— Excerpt from a dataset —

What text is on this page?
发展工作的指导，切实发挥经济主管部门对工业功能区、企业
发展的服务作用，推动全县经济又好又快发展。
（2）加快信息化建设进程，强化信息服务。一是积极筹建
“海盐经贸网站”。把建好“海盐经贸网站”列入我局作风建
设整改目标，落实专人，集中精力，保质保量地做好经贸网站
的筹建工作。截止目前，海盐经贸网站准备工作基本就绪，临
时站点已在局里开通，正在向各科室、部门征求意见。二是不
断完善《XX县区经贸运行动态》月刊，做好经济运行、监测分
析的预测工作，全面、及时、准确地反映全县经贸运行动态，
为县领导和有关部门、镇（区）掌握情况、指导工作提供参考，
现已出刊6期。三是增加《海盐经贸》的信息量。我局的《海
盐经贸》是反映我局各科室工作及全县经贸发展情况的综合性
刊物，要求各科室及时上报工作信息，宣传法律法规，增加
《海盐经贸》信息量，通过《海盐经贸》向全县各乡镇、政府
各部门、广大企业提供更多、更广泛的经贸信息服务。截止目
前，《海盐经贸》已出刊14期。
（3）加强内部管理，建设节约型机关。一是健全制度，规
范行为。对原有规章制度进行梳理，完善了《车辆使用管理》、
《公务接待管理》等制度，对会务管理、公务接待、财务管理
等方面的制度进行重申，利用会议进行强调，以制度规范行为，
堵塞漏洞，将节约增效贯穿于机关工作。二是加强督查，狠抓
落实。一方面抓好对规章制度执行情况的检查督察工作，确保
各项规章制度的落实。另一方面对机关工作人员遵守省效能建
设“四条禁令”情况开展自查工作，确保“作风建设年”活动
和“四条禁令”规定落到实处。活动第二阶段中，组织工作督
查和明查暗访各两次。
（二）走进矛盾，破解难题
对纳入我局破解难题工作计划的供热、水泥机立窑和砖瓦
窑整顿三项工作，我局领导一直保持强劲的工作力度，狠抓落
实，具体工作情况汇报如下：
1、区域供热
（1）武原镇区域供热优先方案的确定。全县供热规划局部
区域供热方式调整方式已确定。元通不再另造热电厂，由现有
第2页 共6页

— EXERCISE REQUIREMENTS —
Print out the whole listing exactly as it appears.

— COMPLETE RESPONSE —
What text is on this page?
发展工作的指导，切实发挥经济主管部门对工业功能区、企业
发展的服务作用，推动全县经济又好又快发展。
（2）加快信息化建设进程，强化信息服务。一是积极筹建
“海盐经贸网站”。把建好“海盐经贸网站”列入我局作风建
设整改目标，落实专人，集中精力，保质保量地做好经贸网站
的筹建工作。截止目前，海盐经贸网站准备工作基本就绪，临
时站点已在局里开通，正在向各科室、部门征求意见。二是不
断完善《XX县区经贸运行动态》月刊，做好经济运行、监测分
析的预测工作，全面、及时、准确地反映全县经贸运行动态，
为县领导和有关部门、镇（区）掌握情况、指导工作提供参考，
现已出刊6期。三是增加《海盐经贸》的信息量。我局的《海
盐经贸》是反映我局各科室工作及全县经贸发展情况的综合性
刊物，要求各科室及时上报工作信息，宣传法律法规，增加
《海盐经贸》信息量，通过《海盐经贸》向全县各乡镇、政府
各部门、广大企业提供更多、更广泛的经贸信息服务。截止目
前，《海盐经贸》已出刊14期。
（3）加强内部管理，建设节约型机关。一是健全制度，规
范行为。对原有规章制度进行梳理，完善了《车辆使用管理》、
《公务接待管理》等制度，对会务管理、公务接待、财务管理
等方面的制度进行重申，利用会议进行强调，以制度规范行为，
堵塞漏洞，将节约增效贯穿于机关工作。二是加强督查，狠抓
落实。一方面抓好对规章制度执行情况的检查督察工作，确保
各项规章制度的落实。另一方面对机关工作人员遵守省效能建
设“四条禁令”情况开展自查工作，确保“作风建设年”活动
和“四条禁令”规定落到实处。活动第二阶段中，组织工作督
查和明查暗访各两次。
（二）走进矛盾，破解难题
对纳入我局破解难题工作计划的供热、水泥机立窑和砖瓦
窑整顿三项工作，我局领导一直保持强劲的工作力度，狠抓落
实，具体工作情况汇报如下：
1、区域供热
（1）武原镇区域供热优先方案的确定。全县供热规划局部
区域供热方式调整方式已确定。元通不再另造热电厂，由现有
第2页 共6页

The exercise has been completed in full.